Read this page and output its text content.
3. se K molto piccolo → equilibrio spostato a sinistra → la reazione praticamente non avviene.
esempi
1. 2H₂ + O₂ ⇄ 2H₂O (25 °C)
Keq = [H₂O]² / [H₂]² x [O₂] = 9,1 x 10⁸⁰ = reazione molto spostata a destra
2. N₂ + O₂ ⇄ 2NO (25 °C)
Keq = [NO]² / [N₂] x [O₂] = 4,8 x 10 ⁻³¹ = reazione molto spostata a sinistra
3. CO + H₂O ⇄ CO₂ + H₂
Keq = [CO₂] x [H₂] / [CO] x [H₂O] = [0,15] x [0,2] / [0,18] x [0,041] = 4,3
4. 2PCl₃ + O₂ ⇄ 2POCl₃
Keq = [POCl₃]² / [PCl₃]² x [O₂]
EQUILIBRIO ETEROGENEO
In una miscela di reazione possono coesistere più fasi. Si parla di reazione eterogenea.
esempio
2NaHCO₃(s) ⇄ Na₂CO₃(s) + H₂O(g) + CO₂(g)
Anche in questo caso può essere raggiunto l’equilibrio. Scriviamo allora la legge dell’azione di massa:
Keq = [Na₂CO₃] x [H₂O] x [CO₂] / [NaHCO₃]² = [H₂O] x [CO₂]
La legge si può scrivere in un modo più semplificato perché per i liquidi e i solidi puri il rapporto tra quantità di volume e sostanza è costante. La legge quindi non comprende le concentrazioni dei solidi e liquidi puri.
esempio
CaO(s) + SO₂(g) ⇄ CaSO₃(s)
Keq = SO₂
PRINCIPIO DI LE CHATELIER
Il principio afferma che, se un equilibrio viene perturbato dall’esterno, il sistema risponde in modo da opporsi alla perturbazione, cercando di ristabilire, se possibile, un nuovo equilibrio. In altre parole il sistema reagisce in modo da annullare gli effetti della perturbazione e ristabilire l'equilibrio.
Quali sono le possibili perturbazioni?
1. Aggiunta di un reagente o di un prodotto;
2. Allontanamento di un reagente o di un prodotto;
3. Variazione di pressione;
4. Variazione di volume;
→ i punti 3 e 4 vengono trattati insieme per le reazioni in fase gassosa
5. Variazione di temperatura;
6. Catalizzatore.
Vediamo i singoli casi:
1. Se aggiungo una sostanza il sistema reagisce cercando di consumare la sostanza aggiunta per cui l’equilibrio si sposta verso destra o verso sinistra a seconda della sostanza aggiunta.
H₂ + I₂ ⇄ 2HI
+--
◆ Problem ◆
Print every entry exactly as written.

◆ Complete output ◆
Read this page and output its text content.
3. se K molto piccolo → equilibrio spostato a sinistra → la reazione praticamente non avviene.
esempi
1. 2H₂ + O₂ ⇄ 2H₂O (25 °C)
Keq = [H₂O]² / [H₂]² x [O₂] = 9,1 x 10⁸⁰ = reazione molto spostata a destra
2. N₂ + O₂ ⇄ 2NO (25 °C)
Keq = [NO]² / [N₂] x [O₂] = 4,8 x 10 ⁻³¹ = reazione molto spostata a sinistra
3. CO + H₂O ⇄ CO₂ + H₂
Keq = [CO₂] x [H₂] / [CO] x [H₂O] = [0,15] x [0,2] / [0,18] x [0,041] = 4,3
4. 2PCl₃ + O₂ ⇄ 2POCl₃
Keq = [POCl₃]² / [PCl₃]² x [O₂]
EQUILIBRIO ETEROGENEO
In una miscela di reazione possono coesistere più fasi. Si parla di reazione eterogenea.
esempio
2NaHCO₃(s) ⇄ Na₂CO₃(s) + H₂O(g) + CO₂(g)
Anche in questo caso può essere raggiunto l’equilibrio. Scriviamo allora la legge dell’azione di massa:
Keq = [Na₂CO₃] x [H₂O] x [CO₂] / [NaHCO₃]² = [H₂O] x [CO₂]
La legge si può scrivere in un modo più semplificato perché per i liquidi e i solidi puri il rapporto tra quantità di volume e sostanza è costante. La legge quindi non comprende le concentrazioni dei solidi e liquidi puri.
esempio
CaO(s) + SO₂(g) ⇄ CaSO₃(s)
Keq = SO₂
PRINCIPIO DI LE CHATELIER
Il principio afferma che, se un equilibrio viene perturbato dall’esterno, il sistema risponde in modo da opporsi alla perturbazione, cercando di ristabilire, se possibile, un nuovo equilibrio. In altre parole il sistema reagisce in modo da annullare gli effetti della perturbazione e ristabilire l'equilibrio.
Quali sono le possibili perturbazioni?
1. Aggiunta di un reagente o di un prodotto;
2. Allontanamento di un reagente o di un prodotto;
3. Variazione di pressione;
4. Variazione di volume;
→ i punti 3 e 4 vengono trattati insieme per le reazioni in fase gassosa
5. Variazione di temperatura;
6. Catalizzatore.
Vediamo i singoli casi:
1. Se aggiungo una sostanza il sistema reagisce cercando di consumare la sostanza aggiunta per cui l’equilibrio si sposta verso destra o verso sinistra a seconda della sostanza aggiunta.
H₂ + I₂ ⇄ 2HI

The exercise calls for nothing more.